▸ **Task to complete**: Write out the listing below again, precisely as it is given.

━━━━━━━━━━

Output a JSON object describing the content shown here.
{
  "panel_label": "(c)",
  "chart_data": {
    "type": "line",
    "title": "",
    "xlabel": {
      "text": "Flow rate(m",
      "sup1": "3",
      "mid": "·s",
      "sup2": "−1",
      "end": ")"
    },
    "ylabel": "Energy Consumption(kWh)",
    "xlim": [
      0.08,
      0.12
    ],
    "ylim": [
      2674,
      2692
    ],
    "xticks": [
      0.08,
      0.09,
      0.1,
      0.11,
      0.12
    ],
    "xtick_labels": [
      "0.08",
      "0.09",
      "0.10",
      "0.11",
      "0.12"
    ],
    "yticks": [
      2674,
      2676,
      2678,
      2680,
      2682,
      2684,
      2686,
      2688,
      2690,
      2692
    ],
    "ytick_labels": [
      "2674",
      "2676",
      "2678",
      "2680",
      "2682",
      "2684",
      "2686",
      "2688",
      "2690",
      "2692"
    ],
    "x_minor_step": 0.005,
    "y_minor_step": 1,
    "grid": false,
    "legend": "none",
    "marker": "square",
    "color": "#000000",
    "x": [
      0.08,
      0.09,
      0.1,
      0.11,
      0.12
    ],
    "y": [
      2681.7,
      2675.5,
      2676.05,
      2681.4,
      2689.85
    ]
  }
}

━━━━━━━━━━

▸ **Reply to the task**:
Output a JSON object describing the content shown here.
{
  "panel_label": "(c)",
  "chart_data": {
    "type": "line",
    "title": "",
    "xlabel": {
      "text": "Flow rate(m",
      "sup1": "3",
      "mid": "·s",
      "sup2": "−1",
      "end": ")"
    },
    "ylabel": "Energy Consumption(kWh)",
    "xlim": [
      0.08,
      0.12
    ],
    "ylim": [
      2674,
      2692
    ],
    "xticks": [
      0.08,
      0.09,
      0.1,
      0.11,
      0.12
    ],
    "xtick_labels": [
      "0.08",
      "0.09",
      "0.10",
      "0.11",
      "0.12"
    ],
    "yticks": [
      2674,
      2676,
      2678,
      2680,
      2682,
      2684,
      2686,
      2688,
      2690,
      2692
    ],
    "ytick_labels": [
      "2674",
      "2676",
      "2678",
      "2680",
      "2682",
      "2684",
      "2686",
      "2688",
      "2690",
      "2692"
    ],
    "x_minor_step": 0.005,
    "y_minor_step": 1,
    "grid": false,
    "legend": "none",
    "marker": "square",
    "color": "#000000",
    "x": [
      0.08,
      0.09,
      0.1,
      0.11,
      0.12
    ],
    "y": [
      2681.7,
      2675.5,
      2676.05,
      2681.4,
      2689.85
    ]
  }
}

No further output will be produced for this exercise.